▸ **Given exercise**
Reproduce all of the data word for word.

-- START Data provided --

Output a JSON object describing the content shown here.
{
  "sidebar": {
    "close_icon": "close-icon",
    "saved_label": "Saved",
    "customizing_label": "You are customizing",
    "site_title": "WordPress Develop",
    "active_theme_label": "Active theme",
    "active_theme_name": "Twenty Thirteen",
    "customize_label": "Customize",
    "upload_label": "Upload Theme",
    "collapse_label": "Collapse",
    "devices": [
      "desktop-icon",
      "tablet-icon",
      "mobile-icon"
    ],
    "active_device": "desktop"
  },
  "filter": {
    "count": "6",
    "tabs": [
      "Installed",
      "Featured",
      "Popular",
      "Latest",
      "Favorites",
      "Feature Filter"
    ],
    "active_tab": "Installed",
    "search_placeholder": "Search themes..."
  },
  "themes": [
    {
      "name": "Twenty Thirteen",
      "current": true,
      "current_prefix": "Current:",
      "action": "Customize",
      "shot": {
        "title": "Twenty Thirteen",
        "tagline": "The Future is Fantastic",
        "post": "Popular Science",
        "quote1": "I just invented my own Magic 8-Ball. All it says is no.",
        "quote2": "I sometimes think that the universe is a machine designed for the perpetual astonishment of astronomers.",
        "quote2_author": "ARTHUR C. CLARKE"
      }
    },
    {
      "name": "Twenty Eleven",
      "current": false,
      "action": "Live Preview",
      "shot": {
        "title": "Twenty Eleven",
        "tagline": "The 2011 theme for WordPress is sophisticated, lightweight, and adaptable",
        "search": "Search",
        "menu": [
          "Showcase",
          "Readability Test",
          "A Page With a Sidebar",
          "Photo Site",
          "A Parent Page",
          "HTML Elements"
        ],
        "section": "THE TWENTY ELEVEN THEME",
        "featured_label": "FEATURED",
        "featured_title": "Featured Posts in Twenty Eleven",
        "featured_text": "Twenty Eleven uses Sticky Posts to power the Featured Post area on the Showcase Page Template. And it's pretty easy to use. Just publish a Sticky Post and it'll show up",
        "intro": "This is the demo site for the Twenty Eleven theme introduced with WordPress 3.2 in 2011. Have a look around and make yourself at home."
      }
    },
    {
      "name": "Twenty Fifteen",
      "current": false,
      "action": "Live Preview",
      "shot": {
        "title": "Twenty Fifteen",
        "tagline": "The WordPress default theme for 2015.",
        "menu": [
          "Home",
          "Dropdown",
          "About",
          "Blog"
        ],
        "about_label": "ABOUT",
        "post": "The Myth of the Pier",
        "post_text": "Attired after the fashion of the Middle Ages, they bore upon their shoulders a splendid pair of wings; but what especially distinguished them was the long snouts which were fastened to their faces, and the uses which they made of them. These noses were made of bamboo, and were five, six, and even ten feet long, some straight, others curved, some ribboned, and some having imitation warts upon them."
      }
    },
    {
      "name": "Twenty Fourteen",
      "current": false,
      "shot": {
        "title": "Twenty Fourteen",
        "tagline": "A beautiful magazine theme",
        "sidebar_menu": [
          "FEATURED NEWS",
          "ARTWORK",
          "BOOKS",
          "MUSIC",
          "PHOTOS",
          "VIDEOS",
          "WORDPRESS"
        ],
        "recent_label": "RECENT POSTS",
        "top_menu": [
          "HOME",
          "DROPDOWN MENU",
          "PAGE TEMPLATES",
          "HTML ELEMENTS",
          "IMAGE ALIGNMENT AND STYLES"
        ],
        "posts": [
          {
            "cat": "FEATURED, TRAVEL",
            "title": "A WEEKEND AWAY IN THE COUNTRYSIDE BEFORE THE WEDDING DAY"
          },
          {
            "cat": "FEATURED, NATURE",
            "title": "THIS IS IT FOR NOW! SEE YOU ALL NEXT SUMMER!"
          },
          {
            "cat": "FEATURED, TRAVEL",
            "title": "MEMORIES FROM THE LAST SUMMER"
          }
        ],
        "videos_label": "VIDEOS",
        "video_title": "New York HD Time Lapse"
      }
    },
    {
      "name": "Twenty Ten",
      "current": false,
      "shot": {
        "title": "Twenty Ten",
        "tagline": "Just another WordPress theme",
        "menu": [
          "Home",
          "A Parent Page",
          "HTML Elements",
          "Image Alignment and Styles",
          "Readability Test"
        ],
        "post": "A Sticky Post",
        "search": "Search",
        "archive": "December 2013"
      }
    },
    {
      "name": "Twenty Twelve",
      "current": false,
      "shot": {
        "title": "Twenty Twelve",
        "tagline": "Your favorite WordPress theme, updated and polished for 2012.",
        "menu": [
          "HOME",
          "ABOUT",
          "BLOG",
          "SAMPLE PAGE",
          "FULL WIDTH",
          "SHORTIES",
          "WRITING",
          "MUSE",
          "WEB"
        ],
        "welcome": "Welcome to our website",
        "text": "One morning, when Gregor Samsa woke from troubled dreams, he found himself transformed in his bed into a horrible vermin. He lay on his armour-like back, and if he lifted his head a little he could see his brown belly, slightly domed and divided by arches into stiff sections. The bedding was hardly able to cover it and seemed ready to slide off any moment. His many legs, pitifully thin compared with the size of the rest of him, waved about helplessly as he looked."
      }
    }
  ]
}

-- END Data provided --

▸ **Solution for this problem**
Output a JSON object describing the content shown here.
{
  "sidebar": {
    "close_icon": "close-icon",
    "saved_label": "Saved",
    "customizing_label": "You are customizing",
    "site_title": "WordPress Develop",
    "active_theme_label": "Active theme",
    "active_theme_name": "Twenty Thirteen",
    "customize_label": "Customize",
    "upload_label": "Upload Theme",
    "collapse_label": "Collapse",
    "devices": [
      "desktop-icon",
      "tablet-icon",
      "mobile-icon"
    ],
    "active_device": "desktop"
  },
  "filter": {
    "count": "6",
    "tabs": [
      "Installed",
      "Featured",
      "Popular",
      "Latest",
      "Favorites",
      "Feature Filter"
    ],
    "active_tab": "Installed",
    "search_placeholder": "Search themes..."
  },
  "themes": [
    {
      "name": "Twenty Thirteen",
      "current": true,
      "current_prefix": "Current:",
      "action": "Customize",
      "shot": {
        "title": "Twenty Thirteen",
        "tagline": "The Future is Fantastic",
        "post": "Popular Science",
        "quote1": "I just invented my own Magic 8-Ball. All it says is no.",
        "quote2": "I sometimes think that the universe is a machine designed for the perpetual astonishment of astronomers.",
        "quote2_author": "ARTHUR C. CLARKE"
      }
    },
    {
      "name": "Twenty Eleven",
      "current": false,
      "action": "Live Preview",
      "shot": {
        "title": "Twenty Eleven",
        "tagline": "The 2011 theme for WordPress is sophisticated, lightweight, and adaptable",
        "search": "Search",
        "menu": [
          "Showcase",
          "Readability Test",
          "A Page With a Sidebar",
          "Photo Site",
          "A Parent Page",
          "HTML Elements"
        ],
        "section": "THE TWENTY ELEVEN THEME",
        "featured_label": "FEATURED",
        "featured_title": "Featured Posts in Twenty Eleven",
        "featured_text": "Twenty Eleven uses Sticky Posts to power the Featured Post area on the Showcase Page Template. And it's pretty easy to use. Just publish a Sticky Post and it'll show up",
        "intro": "This is the demo site for the Twenty Eleven theme introduced with WordPress 3.2 in 2011. Have a look around and make yourself at home."
      }
    },
    {
      "name": "Twenty Fifteen",
      "current": false,
      "action": "Live Preview",
      "shot": {
        "title": "Twenty Fifteen",
        "tagline": "The WordPress default theme for 2015.",
        "menu": [
          "Home",
          "Dropdown",
          "About",
          "Blog"
        ],
        "about_label": "ABOUT",
        "post": "The Myth of the Pier",
        "post_text": "Attired after the fashion of the Middle Ages, they bore upon their shoulders a splendid pair of wings; but what especially distinguished them was the long snouts which were fastened to their faces, and the uses which they made of them. These noses were made of bamboo, and were five, six, and even ten feet long, some straight, others curved, some ribboned, and some having imitation warts upon them."
      }
    },
    {
      "name": "Twenty Fourteen",
      "current": false,
      "shot": {
        "title": "Twenty Fourteen",
        "tagline": "A beautiful magazine theme",
        "sidebar_menu": [
          "FEATURED NEWS",
          "ARTWORK",
          "BOOKS",
          "MUSIC",
          "PHOTOS",
          "VIDEOS",
          "WORDPRESS"
        ],
        "recent_label": "RECENT POSTS",
        "top_menu": [
          "HOME",
          "DROPDOWN MENU",
          "PAGE TEMPLATES",
          "HTML ELEMENTS",
          "IMAGE ALIGNMENT AND STYLES"
        ],
        "posts": [
          {
            "cat": "FEATURED, TRAVEL",
            "title": "A WEEKEND AWAY IN THE COUNTRYSIDE BEFORE THE WEDDING DAY"
          },
          {
            "cat": "FEATURED, NATURE",
            "title": "THIS IS IT FOR NOW! SEE YOU ALL NEXT SUMMER!"
          },
          {
            "cat": "FEATURED, TRAVEL",
            "title": "MEMORIES FROM THE LAST SUMMER"
          }
        ],
        "videos_label": "VIDEOS",
        "video_title": "New York HD Time Lapse"
      }
    },
    {
      "name": "Twenty Ten",
      "current": false,
      "shot": {
        "title": "Twenty Ten",
        "tagline": "Just another WordPress theme",
        "menu": [
          "Home",
          "A Parent Page",
          "HTML Elements",
          "Image Alignment and Styles",
          "Readability Test"
        ],
        "post": "A Sticky Post",
        "search": "Search",
        "archive": "December 2013"
      }
    },
    {
      "name": "Twenty Twelve",
      "current": false,
      "shot": {
        "title": "Twenty Twelve",
        "tagline": "Your favorite WordPress theme, updated and polished for 2012.",
        "menu": [
          "HOME",
          "ABOUT",
          "BLOG",
          "SAMPLE PAGE",
          "FULL WIDTH",
          "SHORTIES",
          "WRITING",
          "MUSE",
          "WEB"
        ],
        "welcome": "Welcome to our website",
        "text": "One morning, when Gregor Samsa woke from troubled dreams, he found himself transformed in his bed into a horrible vermin. He lay on his armour-like back, and if he lifted his head a little he could see his brown belly, slightly domed and divided by arches into stiff sections. The bedding was hardly able to cover it and seemed ready to slide off any moment. His many legs, pitifully thin compared with the size of the rest of him, waved about helplessly as he looked."
      }
    }
  ]
}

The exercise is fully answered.